======== MATERIAL FOR THE TASK

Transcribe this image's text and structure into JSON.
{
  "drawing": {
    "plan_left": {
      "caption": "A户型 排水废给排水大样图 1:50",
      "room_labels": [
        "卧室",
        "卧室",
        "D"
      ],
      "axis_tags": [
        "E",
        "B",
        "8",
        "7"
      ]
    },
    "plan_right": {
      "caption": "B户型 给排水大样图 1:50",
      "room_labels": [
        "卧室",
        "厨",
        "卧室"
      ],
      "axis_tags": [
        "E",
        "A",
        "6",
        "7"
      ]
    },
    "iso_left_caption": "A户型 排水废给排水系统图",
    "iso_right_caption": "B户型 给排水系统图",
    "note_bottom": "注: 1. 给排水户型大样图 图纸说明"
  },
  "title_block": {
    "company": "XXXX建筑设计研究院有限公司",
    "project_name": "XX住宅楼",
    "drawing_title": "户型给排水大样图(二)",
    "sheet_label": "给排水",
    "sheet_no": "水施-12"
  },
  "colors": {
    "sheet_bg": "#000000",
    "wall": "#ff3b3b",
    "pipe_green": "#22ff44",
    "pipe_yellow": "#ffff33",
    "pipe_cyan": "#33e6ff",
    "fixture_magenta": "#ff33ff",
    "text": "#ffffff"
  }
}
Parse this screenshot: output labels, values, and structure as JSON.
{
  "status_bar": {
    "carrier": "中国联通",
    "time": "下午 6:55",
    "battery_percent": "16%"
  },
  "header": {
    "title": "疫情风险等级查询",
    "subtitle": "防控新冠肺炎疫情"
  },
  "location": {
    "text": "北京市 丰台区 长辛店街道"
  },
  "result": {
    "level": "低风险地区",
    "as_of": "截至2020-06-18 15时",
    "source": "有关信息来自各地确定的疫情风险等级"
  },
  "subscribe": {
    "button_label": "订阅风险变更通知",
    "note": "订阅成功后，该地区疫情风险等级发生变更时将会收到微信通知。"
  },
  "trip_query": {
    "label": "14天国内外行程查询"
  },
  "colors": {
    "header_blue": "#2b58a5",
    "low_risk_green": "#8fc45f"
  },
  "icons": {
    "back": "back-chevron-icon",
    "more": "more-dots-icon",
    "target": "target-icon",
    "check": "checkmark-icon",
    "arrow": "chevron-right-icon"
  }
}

================

→ WHAT YOU NEED TO DO: Identify each line of the material where the word "structure" shows up, and copy it.

→ ANSWER TO THE EXERCISE:
Transcribe this image's text and structure into JSON.
Parse this screenshot: output labels, values, and structure as JSON.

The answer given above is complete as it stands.